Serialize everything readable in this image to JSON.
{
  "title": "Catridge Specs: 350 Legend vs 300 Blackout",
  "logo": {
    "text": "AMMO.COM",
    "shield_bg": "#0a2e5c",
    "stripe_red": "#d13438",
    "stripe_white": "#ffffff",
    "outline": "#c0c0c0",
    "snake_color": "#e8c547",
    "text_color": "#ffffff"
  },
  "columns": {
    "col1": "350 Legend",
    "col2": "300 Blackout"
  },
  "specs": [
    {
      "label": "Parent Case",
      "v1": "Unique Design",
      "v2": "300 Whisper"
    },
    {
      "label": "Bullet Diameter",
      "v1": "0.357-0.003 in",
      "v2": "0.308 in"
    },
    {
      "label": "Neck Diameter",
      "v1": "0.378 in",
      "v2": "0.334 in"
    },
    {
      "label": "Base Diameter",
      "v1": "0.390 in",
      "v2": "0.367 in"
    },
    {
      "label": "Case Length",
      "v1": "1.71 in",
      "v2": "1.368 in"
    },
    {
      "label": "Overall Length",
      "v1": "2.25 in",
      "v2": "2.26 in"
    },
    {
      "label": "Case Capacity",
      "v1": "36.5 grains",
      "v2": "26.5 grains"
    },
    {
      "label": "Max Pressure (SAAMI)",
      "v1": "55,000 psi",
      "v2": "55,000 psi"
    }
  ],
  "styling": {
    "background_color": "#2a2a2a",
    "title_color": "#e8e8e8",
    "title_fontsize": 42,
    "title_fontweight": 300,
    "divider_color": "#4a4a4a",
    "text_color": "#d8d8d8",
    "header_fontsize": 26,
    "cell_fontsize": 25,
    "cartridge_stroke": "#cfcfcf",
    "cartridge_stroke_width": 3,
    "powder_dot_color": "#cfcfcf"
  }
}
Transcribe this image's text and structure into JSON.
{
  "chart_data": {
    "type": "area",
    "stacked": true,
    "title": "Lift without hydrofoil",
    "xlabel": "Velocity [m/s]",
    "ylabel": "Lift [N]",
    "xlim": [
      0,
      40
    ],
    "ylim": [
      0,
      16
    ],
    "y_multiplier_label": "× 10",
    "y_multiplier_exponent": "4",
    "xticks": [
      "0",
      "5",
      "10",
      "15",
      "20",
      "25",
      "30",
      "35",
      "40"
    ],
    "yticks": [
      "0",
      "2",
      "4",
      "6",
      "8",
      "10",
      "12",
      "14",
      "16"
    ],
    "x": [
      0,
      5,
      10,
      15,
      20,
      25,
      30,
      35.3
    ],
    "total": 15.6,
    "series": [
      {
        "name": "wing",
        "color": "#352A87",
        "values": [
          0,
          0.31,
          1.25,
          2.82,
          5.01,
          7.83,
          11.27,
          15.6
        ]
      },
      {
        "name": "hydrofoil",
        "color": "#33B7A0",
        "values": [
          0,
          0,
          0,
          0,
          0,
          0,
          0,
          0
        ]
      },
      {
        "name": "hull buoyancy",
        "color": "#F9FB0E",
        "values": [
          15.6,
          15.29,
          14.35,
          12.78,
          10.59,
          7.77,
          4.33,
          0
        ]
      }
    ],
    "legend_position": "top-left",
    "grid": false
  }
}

▶ _WORK TO DO_
Show every line that contains the word "JSON".

▶ _COMPLETED TASK_
Serialize everything readable in this image to JSON.
Transcribe this image's text and structure into JSON.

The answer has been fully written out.